▶ [Collected data entries]:
* * *

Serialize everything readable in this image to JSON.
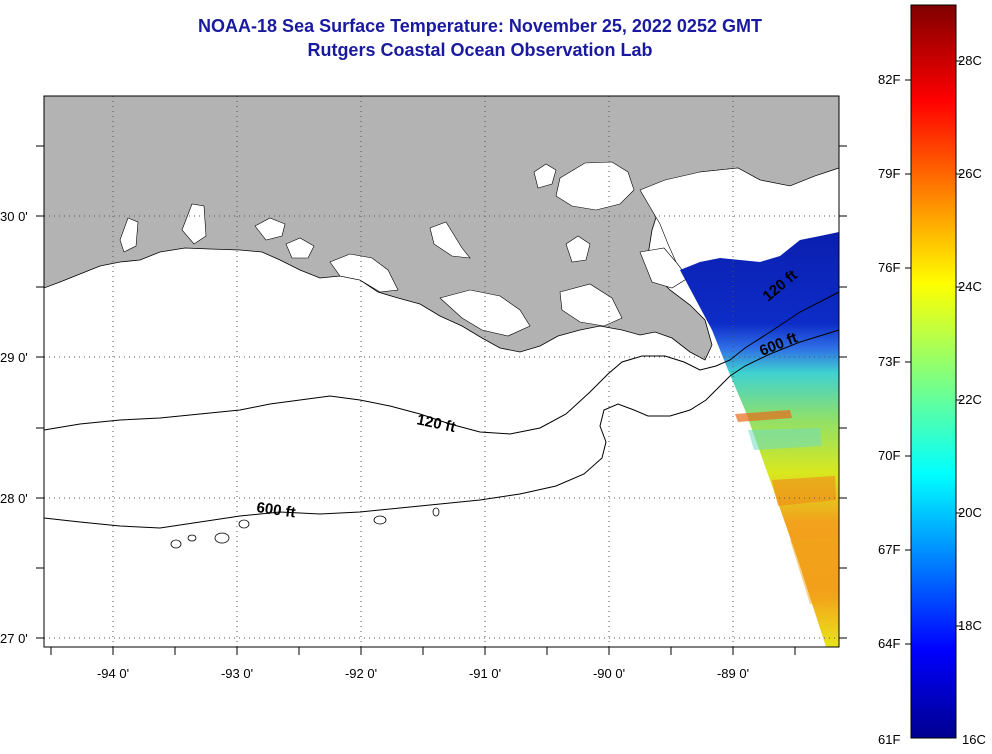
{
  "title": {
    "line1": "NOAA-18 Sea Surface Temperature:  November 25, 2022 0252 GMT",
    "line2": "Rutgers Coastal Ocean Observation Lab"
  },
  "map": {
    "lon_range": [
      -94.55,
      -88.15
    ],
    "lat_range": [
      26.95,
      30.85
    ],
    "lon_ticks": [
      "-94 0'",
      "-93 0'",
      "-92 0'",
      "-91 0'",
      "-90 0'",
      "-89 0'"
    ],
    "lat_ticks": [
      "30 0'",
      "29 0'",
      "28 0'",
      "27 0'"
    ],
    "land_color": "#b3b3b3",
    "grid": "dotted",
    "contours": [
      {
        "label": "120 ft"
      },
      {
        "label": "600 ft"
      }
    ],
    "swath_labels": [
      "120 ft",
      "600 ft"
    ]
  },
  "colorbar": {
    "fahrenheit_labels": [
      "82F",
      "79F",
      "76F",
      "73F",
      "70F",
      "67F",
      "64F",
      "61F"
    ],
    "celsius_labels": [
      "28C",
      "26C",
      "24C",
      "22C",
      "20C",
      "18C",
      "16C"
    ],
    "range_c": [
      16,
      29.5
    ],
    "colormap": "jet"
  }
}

* * *

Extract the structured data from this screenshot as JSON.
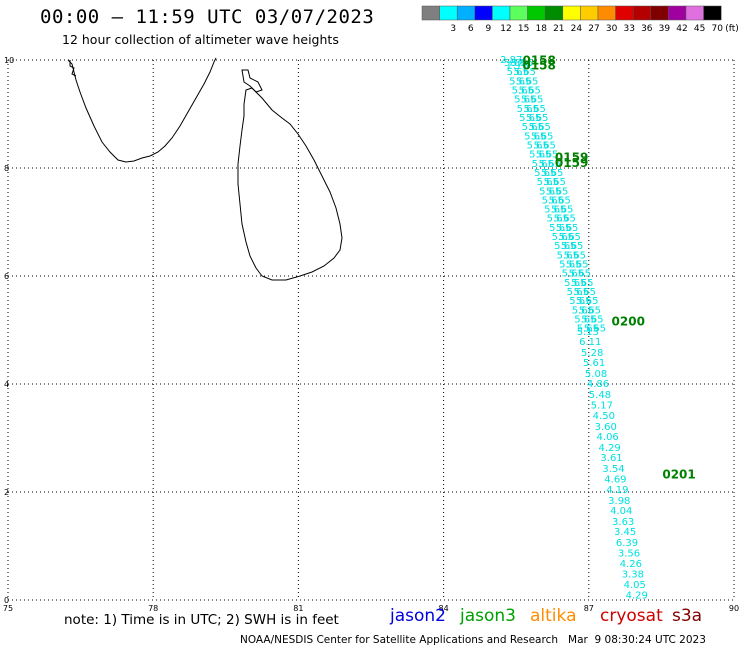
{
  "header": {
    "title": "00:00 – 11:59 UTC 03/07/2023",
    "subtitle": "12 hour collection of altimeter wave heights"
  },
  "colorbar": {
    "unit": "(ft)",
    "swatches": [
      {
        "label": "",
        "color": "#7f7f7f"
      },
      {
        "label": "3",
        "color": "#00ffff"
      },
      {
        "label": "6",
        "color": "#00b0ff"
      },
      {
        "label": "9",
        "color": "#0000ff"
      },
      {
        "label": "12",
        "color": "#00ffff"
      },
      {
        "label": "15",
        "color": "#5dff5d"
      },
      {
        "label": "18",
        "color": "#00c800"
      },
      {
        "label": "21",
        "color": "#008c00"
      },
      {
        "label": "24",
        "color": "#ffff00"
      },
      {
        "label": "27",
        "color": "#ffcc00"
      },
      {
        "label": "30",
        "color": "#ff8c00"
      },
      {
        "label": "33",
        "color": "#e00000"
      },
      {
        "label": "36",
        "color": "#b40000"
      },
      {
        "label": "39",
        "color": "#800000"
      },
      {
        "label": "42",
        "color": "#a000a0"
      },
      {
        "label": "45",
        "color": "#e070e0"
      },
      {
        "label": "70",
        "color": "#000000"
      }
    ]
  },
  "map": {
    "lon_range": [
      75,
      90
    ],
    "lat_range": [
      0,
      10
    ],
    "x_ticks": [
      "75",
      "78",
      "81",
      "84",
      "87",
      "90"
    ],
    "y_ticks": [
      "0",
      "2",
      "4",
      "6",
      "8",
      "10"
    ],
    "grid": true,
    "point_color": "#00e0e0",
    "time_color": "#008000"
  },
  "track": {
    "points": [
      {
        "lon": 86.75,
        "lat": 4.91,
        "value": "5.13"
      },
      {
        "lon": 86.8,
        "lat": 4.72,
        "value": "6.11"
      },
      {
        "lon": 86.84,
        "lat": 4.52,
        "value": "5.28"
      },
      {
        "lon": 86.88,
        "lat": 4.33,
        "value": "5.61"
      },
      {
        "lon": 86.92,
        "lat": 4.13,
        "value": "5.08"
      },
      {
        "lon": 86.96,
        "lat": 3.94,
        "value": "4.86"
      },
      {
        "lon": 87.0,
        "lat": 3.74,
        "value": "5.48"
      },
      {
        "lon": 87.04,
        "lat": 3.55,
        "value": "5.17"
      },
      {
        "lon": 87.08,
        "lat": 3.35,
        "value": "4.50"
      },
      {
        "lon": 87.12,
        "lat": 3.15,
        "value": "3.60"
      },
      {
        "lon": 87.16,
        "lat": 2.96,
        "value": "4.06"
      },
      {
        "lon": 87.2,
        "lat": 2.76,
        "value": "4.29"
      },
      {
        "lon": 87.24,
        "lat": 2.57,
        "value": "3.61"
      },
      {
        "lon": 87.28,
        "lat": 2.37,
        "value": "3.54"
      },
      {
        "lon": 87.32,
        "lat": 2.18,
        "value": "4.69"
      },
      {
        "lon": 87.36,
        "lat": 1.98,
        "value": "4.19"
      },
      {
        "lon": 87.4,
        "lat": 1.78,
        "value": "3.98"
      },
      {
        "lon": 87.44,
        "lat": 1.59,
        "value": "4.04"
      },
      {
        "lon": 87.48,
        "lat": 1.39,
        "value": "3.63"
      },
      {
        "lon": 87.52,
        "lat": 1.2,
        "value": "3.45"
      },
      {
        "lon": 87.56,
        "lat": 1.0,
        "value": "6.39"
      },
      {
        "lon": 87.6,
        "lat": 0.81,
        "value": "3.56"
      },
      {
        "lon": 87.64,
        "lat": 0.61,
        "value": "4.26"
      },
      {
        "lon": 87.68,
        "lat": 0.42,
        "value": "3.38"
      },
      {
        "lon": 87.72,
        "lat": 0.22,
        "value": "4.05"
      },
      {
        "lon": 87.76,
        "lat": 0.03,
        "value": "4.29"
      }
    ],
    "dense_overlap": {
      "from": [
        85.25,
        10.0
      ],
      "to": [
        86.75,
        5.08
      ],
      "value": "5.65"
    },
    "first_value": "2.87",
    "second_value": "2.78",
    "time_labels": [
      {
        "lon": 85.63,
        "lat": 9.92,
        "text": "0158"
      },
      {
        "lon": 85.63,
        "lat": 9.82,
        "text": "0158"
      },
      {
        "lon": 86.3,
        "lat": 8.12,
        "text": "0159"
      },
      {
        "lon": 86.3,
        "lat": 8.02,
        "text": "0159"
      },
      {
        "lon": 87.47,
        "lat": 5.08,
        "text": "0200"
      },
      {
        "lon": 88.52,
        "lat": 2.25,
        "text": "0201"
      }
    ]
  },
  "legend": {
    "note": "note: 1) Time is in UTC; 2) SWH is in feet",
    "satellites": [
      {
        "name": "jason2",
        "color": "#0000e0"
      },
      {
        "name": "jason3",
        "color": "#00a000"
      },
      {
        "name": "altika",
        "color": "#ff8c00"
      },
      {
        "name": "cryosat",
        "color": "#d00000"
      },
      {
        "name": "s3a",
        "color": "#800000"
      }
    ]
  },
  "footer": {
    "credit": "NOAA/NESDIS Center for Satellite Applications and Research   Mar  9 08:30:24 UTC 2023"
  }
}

* * *

▶ [WHAT YOU NEED TO DO]:
Go through the records. Copy each line where "this" appears.

▶ [SOLVED PROBLEM]:
Serialize everything readable in this image to JSON.
Extract the structured data from this screenshot as JSON.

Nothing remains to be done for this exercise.